* BEGIN Task inputs *

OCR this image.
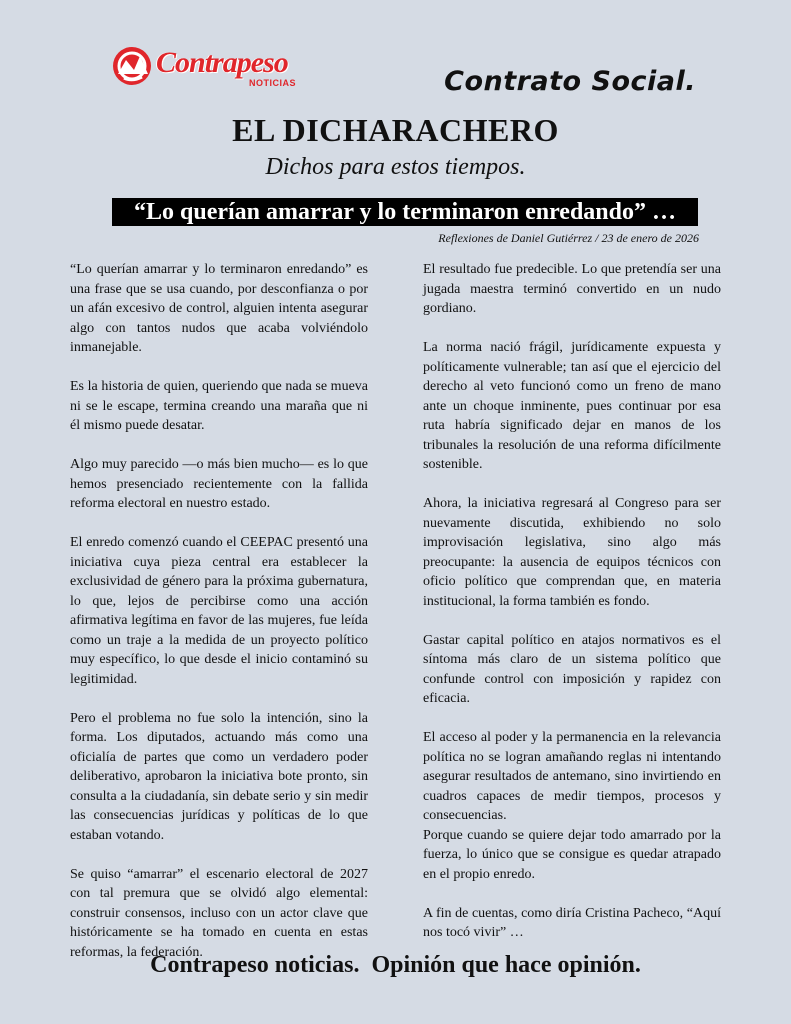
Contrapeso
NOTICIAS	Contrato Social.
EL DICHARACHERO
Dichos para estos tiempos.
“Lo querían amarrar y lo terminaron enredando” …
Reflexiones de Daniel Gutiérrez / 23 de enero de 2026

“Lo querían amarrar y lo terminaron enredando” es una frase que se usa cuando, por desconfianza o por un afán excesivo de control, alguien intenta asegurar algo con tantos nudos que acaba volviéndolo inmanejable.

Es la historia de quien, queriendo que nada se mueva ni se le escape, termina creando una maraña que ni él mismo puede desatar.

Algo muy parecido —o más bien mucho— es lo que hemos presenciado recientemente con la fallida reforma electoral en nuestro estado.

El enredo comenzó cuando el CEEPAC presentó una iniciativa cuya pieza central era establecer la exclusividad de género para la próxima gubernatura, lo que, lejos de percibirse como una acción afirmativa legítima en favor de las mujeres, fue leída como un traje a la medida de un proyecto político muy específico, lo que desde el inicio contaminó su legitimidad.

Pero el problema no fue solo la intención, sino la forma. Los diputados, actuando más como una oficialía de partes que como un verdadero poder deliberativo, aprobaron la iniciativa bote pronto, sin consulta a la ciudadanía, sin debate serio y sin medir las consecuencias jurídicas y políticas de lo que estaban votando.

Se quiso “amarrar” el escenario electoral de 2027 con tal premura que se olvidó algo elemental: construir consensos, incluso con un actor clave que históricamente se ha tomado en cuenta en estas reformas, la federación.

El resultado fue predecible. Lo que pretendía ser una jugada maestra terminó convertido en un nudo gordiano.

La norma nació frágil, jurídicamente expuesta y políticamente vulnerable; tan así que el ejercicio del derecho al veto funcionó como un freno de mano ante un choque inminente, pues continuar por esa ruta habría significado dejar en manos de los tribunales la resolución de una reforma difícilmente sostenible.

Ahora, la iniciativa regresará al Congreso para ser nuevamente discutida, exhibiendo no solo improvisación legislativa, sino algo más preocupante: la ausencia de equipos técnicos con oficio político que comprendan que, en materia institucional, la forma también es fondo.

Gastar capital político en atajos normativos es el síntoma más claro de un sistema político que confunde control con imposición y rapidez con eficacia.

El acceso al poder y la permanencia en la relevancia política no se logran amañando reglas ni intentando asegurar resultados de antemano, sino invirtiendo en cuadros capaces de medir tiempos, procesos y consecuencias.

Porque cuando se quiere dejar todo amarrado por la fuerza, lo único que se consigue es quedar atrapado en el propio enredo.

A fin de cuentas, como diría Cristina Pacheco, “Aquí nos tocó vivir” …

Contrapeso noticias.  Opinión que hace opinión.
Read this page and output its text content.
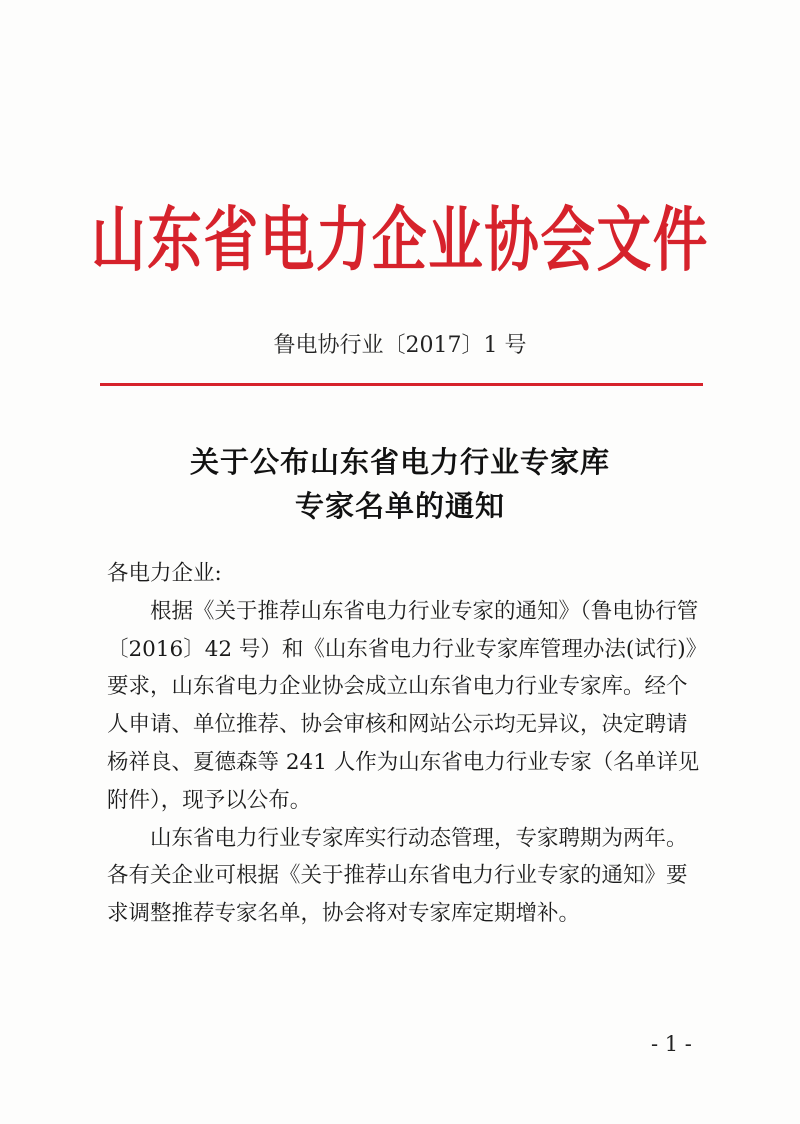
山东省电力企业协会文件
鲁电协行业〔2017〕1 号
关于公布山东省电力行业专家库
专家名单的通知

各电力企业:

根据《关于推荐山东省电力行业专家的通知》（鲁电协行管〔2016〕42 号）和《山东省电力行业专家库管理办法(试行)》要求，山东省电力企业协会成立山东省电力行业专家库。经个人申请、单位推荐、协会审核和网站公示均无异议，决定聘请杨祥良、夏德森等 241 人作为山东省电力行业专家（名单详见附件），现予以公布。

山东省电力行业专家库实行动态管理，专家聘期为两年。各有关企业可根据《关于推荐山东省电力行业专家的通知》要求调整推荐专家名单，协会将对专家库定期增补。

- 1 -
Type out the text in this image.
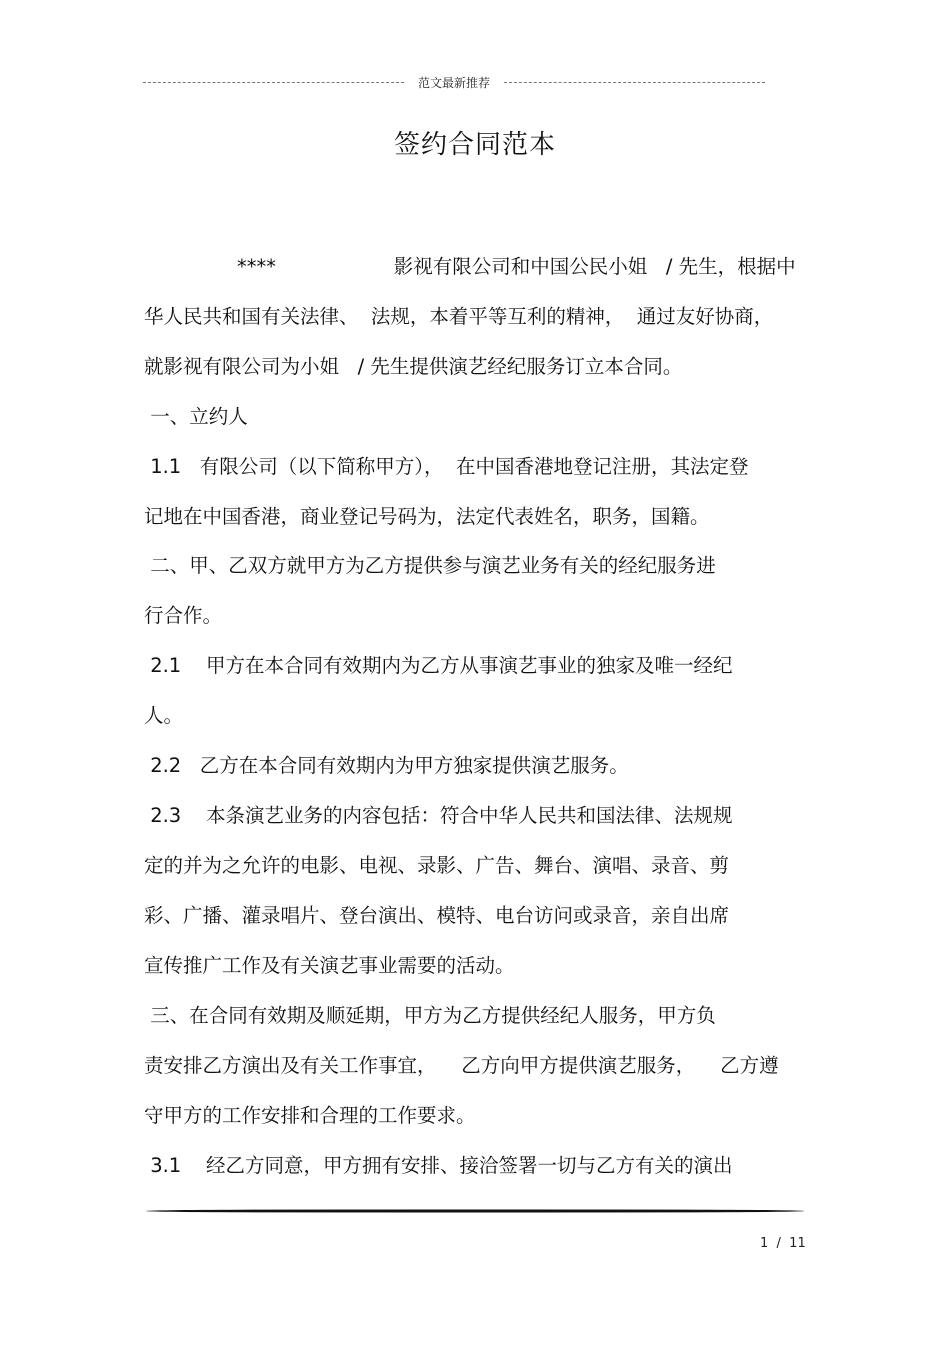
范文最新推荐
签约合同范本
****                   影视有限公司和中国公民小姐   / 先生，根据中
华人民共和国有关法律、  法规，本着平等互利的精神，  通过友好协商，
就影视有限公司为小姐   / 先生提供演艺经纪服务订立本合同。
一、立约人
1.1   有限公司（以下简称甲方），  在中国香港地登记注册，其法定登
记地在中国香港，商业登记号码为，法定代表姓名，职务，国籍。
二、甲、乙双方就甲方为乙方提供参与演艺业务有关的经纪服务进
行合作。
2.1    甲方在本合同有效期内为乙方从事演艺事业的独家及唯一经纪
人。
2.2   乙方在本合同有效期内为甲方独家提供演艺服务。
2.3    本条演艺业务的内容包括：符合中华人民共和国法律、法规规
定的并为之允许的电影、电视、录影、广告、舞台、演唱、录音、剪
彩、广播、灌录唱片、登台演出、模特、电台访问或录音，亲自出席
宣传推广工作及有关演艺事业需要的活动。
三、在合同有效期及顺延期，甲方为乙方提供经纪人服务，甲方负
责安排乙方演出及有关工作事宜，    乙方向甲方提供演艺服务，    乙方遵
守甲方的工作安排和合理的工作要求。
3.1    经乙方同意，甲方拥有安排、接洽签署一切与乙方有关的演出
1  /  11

* END Task inputs *

§ **Task to carry out**
Using the entries above, return each line in which the word "amarrar" occurs.

§ **Correct output**
“Lo querían amarrar y lo terminaron enredando” …
“Lo querían amarrar y lo terminaron enredando” es una frase que se usa cuando, por desconfianza o por un afán excesivo de control, alguien intenta asegurar algo con tantos nudos que acaba volviéndolo inmanejable.
Se quiso “amarrar” el escenario electoral de 2027 con tal premura que se olvidó algo elemental: construir consensos, incluso con un actor clave que históricamente se ha tomado en cuenta en estas reformas, la federación.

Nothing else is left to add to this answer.